• **Problem description**
Copy out all of the material, matching it word for word.

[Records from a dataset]
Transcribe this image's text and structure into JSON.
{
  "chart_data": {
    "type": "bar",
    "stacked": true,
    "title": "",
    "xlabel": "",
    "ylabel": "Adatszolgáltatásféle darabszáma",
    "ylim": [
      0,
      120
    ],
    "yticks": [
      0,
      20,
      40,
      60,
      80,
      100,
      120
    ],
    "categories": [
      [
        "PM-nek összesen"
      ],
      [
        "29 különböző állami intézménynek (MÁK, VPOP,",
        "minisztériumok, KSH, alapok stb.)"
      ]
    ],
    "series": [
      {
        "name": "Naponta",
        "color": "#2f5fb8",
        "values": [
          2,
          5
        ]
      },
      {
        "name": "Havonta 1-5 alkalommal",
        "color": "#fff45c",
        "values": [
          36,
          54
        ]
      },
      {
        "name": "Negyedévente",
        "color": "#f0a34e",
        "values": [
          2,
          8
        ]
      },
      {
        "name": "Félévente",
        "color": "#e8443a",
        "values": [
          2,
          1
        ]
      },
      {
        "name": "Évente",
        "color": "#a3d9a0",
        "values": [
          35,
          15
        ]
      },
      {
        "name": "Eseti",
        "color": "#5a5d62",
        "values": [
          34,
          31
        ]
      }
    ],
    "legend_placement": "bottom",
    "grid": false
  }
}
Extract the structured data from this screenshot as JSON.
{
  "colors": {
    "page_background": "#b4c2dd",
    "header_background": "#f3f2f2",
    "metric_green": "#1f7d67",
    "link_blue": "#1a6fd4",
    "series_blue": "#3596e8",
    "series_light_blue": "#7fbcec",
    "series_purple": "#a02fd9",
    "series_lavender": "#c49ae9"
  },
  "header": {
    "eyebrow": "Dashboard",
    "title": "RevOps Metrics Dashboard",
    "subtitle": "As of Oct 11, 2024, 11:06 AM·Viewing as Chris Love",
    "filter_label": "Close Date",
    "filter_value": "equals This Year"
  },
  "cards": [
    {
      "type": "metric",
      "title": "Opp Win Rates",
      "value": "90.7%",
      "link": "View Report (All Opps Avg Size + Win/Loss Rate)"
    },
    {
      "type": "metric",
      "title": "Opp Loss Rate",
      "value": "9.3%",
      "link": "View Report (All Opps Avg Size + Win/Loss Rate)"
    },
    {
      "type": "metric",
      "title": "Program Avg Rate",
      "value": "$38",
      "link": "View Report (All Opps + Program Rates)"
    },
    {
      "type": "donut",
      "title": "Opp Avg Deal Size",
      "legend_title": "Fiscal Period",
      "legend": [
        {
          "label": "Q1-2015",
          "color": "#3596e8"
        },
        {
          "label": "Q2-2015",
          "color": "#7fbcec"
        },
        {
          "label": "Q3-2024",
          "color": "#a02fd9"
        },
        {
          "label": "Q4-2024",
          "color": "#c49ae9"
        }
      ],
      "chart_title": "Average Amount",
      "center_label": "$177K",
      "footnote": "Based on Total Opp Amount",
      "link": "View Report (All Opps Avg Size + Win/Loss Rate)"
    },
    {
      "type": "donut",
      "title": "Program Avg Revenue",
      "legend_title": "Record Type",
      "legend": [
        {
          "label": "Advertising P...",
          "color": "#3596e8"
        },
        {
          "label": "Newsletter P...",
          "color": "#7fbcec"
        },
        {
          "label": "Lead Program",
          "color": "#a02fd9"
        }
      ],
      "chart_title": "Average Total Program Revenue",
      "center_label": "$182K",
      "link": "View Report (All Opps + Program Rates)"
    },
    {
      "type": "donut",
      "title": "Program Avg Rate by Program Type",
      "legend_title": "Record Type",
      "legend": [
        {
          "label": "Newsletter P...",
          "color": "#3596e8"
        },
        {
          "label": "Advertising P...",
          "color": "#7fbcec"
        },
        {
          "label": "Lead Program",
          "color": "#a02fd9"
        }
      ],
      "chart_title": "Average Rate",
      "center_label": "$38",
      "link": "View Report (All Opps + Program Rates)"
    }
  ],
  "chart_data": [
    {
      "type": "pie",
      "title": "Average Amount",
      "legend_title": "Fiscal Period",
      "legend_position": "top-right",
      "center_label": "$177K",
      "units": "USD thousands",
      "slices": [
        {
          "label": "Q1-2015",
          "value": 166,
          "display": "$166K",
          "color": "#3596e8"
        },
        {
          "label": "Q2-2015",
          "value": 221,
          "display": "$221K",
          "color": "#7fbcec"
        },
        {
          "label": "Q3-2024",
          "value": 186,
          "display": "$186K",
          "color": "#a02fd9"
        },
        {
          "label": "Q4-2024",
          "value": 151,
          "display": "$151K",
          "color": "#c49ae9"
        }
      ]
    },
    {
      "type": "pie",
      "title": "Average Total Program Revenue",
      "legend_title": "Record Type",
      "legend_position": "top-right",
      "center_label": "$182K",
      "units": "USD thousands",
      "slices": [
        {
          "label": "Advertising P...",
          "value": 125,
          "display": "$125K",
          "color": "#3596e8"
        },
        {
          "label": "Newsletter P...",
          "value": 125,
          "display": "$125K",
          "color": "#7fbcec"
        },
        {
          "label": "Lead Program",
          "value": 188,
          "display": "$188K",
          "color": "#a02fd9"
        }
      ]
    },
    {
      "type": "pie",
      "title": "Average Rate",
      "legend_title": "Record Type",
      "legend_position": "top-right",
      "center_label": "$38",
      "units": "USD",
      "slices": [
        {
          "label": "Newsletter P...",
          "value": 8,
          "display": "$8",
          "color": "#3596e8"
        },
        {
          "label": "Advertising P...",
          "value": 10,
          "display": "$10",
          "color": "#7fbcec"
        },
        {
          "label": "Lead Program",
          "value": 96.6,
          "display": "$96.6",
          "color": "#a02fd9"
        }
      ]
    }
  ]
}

• **Result of this exercise**
Transcribe this image's text and structure into JSON.
{
  "chart_data": {
    "type": "bar",
    "stacked": true,
    "title": "",
    "xlabel": "",
    "ylabel": "Adatszolgáltatásféle darabszáma",
    "ylim": [
      0,
      120
    ],
    "yticks": [
      0,
      20,
      40,
      60,
      80,
      100,
      120
    ],
    "categories": [
      [
        "PM-nek összesen"
      ],
      [
        "29 különböző állami intézménynek (MÁK, VPOP,",
        "minisztériumok, KSH, alapok stb.)"
      ]
    ],
    "series": [
      {
        "name": "Naponta",
        "color": "#2f5fb8",
        "values": [
          2,
          5
        ]
      },
      {
        "name": "Havonta 1-5 alkalommal",
        "color": "#fff45c",
        "values": [
          36,
          54
        ]
      },
      {
        "name": "Negyedévente",
        "color": "#f0a34e",
        "values": [
          2,
          8
        ]
      },
      {
        "name": "Félévente",
        "color": "#e8443a",
        "values": [
          2,
          1
        ]
      },
      {
        "name": "Évente",
        "color": "#a3d9a0",
        "values": [
          35,
          15
        ]
      },
      {
        "name": "Eseti",
        "color": "#5a5d62",
        "values": [
          34,
          31
        ]
      }
    ],
    "legend_placement": "bottom",
    "grid": false
  }
}
Extract the structured data from this screenshot as JSON.
{
  "colors": {
    "page_background": "#b4c2dd",
    "header_background": "#f3f2f2",
    "metric_green": "#1f7d67",
    "link_blue": "#1a6fd4",
    "series_blue": "#3596e8",
    "series_light_blue": "#7fbcec",
    "series_purple": "#a02fd9",
    "series_lavender": "#c49ae9"
  },
  "header": {
    "eyebrow": "Dashboard",
    "title": "RevOps Metrics Dashboard",
    "subtitle": "As of Oct 11, 2024, 11:06 AM·Viewing as Chris Love",
    "filter_label": "Close Date",
    "filter_value": "equals This Year"
  },
  "cards": [
    {
      "type": "metric",
      "title": "Opp Win Rates",
      "value": "90.7%",
      "link": "View Report (All Opps Avg Size + Win/Loss Rate)"
    },
    {
      "type": "metric",
      "title": "Opp Loss Rate",
      "value": "9.3%",
      "link": "View Report (All Opps Avg Size + Win/Loss Rate)"
    },
    {
      "type": "metric",
      "title": "Program Avg Rate",
      "value": "$38",
      "link": "View Report (All Opps + Program Rates)"
    },
    {
      "type": "donut",
      "title": "Opp Avg Deal Size",
      "legend_title": "Fiscal Period",
      "legend": [
        {
          "label": "Q1-2015",
          "color": "#3596e8"
        },
        {
          "label": "Q2-2015",
          "color": "#7fbcec"
        },
        {
          "label": "Q3-2024",
          "color": "#a02fd9"
        },
        {
          "label": "Q4-2024",
          "color": "#c49ae9"
        }
      ],
      "chart_title": "Average Amount",
      "center_label": "$177K",
      "footnote": "Based on Total Opp Amount",
      "link": "View Report (All Opps Avg Size + Win/Loss Rate)"
    },
    {
      "type": "donut",
      "title": "Program Avg Revenue",
      "legend_title": "Record Type",
      "legend": [
        {
          "label": "Advertising P...",
          "color": "#3596e8"
        },
        {
          "label": "Newsletter P...",
          "color": "#7fbcec"
        },
        {
          "label": "Lead Program",
          "color": "#a02fd9"
        }
      ],
      "chart_title": "Average Total Program Revenue",
      "center_label": "$182K",
      "link": "View Report (All Opps + Program Rates)"
    },
    {
      "type": "donut",
      "title": "Program Avg Rate by Program Type",
      "legend_title": "Record Type",
      "legend": [
        {
          "label": "Newsletter P...",
          "color": "#3596e8"
        },
        {
          "label": "Advertising P...",
          "color": "#7fbcec"
        },
        {
          "label": "Lead Program",
          "color": "#a02fd9"
        }
      ],
      "chart_title": "Average Rate",
      "center_label": "$38",
      "link": "View Report (All Opps + Program Rates)"
    }
  ],
  "chart_data": [
    {
      "type": "pie",
      "title": "Average Amount",
      "legend_title": "Fiscal Period",
      "legend_position": "top-right",
      "center_label": "$177K",
      "units": "USD thousands",
      "slices": [
        {
          "label": "Q1-2015",
          "value": 166,
          "display": "$166K",
          "color": "#3596e8"
        },
        {
          "label": "Q2-2015",
          "value": 221,
          "display": "$221K",
          "color": "#7fbcec"
        },
        {
          "label": "Q3-2024",
          "value": 186,
          "display": "$186K",
          "color": "#a02fd9"
        },
        {
          "label": "Q4-2024",
          "value": 151,
          "display": "$151K",
          "color": "#c49ae9"
        }
      ]
    },
    {
      "type": "pie",
      "title": "Average Total Program Revenue",
      "legend_title": "Record Type",
      "legend_position": "top-right",
      "center_label": "$182K",
      "units": "USD thousands",
      "slices": [
        {
          "label": "Advertising P...",
          "value": 125,
          "display": "$125K",
          "color": "#3596e8"
        },
        {
          "label": "Newsletter P...",
          "value": 125,
          "display": "$125K",
          "color": "#7fbcec"
        },
        {
          "label": "Lead Program",
          "value": 188,
          "display": "$188K",
          "color": "#a02fd9"
        }
      ]
    },
    {
      "type": "pie",
      "title": "Average Rate",
      "legend_title": "Record Type",
      "legend_position": "top-right",
      "center_label": "$38",
      "units": "USD",
      "slices": [
        {
          "label": "Newsletter P...",
          "value": 8,
          "display": "$8",
          "color": "#3596e8"
        },
        {
          "label": "Advertising P...",
          "value": 10,
          "display": "$10",
          "color": "#7fbcec"
        },
        {
          "label": "Lead Program",
          "value": 96.6,
          "display": "$96.6",
          "color": "#a02fd9"
        }
      ]
    }
  ]
}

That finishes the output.